Copy the listing from the line with "most 100 elements." to the line with "redacted-description [308, 185, 400, 201]", putting "directory-icon" in place of "folder-icon" and changing nothing else.

** start Input rows **

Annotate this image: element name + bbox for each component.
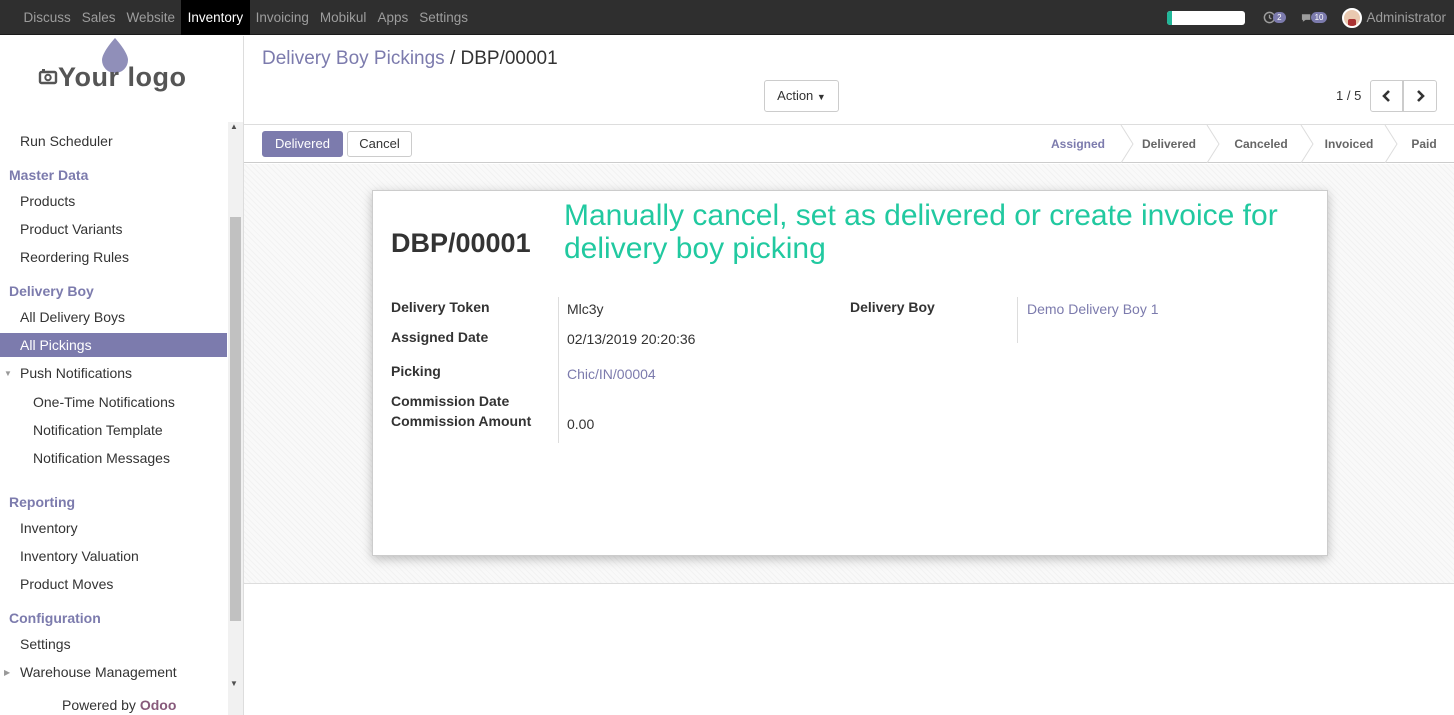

** end Input rows **
** start Input rows **

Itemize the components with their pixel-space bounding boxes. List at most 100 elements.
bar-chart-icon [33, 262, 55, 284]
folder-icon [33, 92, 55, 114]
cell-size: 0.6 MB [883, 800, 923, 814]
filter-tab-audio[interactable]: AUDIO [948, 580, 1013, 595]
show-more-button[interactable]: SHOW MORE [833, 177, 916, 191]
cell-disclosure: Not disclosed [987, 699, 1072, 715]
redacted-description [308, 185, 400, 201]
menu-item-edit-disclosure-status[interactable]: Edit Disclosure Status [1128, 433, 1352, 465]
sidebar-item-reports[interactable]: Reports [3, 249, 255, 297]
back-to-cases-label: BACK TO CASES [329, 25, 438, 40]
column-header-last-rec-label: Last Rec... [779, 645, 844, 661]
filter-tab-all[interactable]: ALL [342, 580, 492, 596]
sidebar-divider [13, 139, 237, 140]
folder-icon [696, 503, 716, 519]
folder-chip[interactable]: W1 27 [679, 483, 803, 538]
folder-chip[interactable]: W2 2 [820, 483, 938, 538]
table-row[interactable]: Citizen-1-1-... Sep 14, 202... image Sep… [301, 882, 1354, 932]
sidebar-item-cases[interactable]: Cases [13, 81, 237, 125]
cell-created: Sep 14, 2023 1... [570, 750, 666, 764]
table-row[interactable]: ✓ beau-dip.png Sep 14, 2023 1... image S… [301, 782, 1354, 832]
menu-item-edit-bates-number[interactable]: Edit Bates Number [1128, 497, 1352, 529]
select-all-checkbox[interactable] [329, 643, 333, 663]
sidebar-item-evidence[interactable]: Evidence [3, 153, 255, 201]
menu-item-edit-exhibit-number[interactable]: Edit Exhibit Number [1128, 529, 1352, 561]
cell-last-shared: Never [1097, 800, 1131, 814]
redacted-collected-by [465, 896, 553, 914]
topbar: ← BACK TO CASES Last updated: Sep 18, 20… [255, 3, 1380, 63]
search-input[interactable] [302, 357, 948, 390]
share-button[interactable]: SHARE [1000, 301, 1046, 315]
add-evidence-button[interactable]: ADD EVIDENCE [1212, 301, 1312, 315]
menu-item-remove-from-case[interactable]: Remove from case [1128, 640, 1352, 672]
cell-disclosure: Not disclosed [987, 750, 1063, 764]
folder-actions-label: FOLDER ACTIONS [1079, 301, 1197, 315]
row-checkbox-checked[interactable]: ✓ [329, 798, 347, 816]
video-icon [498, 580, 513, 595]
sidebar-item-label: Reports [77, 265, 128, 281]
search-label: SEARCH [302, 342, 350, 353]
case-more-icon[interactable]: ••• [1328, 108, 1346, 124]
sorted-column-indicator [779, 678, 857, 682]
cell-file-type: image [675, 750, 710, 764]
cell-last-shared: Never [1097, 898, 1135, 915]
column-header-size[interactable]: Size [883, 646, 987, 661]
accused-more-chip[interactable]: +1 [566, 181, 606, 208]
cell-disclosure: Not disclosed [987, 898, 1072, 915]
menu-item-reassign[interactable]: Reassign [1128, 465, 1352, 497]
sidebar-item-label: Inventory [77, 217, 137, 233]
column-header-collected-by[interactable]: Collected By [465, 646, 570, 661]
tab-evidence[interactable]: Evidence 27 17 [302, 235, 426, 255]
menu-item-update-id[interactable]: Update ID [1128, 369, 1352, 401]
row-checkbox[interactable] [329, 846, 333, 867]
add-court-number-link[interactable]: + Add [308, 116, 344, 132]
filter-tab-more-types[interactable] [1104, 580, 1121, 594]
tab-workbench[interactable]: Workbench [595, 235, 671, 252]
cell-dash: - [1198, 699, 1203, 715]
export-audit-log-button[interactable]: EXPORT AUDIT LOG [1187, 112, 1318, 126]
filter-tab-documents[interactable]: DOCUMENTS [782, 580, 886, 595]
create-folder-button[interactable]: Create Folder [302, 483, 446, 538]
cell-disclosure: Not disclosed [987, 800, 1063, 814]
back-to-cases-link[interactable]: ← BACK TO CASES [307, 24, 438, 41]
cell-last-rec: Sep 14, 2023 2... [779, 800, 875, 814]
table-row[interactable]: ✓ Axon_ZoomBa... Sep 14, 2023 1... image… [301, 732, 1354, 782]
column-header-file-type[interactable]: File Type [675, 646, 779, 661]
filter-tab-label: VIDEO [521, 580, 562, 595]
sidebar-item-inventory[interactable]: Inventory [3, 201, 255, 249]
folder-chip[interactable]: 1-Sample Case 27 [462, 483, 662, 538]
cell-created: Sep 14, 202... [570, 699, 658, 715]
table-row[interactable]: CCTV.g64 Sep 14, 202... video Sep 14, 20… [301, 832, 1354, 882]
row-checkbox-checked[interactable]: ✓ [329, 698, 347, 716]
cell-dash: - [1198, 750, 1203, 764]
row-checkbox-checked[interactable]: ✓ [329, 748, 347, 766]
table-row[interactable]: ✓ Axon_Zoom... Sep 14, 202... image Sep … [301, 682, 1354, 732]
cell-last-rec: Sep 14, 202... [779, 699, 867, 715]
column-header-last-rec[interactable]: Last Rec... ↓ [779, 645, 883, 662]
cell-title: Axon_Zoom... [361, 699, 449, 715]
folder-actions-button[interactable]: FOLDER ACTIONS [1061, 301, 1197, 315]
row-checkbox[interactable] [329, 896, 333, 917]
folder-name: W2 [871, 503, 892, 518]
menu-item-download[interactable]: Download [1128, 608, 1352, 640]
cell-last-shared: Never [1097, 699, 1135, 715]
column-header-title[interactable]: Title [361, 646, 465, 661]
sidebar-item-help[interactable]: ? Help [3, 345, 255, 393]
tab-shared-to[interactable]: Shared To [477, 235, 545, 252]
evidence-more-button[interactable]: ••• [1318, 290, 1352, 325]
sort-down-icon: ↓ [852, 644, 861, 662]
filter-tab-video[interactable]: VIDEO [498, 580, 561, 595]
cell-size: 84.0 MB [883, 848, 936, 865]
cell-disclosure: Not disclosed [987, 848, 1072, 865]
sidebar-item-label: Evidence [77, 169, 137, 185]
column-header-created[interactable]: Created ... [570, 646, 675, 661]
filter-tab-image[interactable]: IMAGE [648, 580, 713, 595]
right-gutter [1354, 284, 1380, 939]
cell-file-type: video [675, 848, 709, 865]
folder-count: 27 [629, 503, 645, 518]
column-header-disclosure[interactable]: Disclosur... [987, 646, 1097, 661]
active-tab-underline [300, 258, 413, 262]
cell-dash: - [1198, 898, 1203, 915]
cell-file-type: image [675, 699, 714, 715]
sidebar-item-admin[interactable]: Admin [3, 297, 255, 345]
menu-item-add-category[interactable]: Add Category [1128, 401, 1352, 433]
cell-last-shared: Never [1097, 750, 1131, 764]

** end Input rows **
** start Input rows **

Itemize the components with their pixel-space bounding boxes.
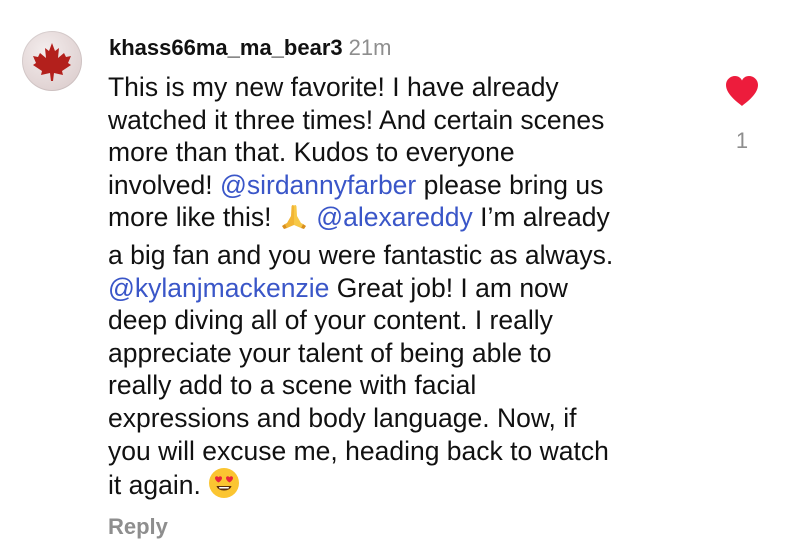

** end Input rows **

§ **The completed task**
Itemize the components with their pixel-space bounding boxes. List at most 100 elements.
bar-chart-icon [33, 262, 55, 284]
directory-icon [33, 92, 55, 114]
cell-size: 0.6 MB [883, 800, 923, 814]
filter-tab-audio[interactable]: AUDIO [948, 580, 1013, 595]
show-more-button[interactable]: SHOW MORE [833, 177, 916, 191]
cell-disclosure: Not disclosed [987, 699, 1072, 715]
redacted-description [308, 185, 400, 201]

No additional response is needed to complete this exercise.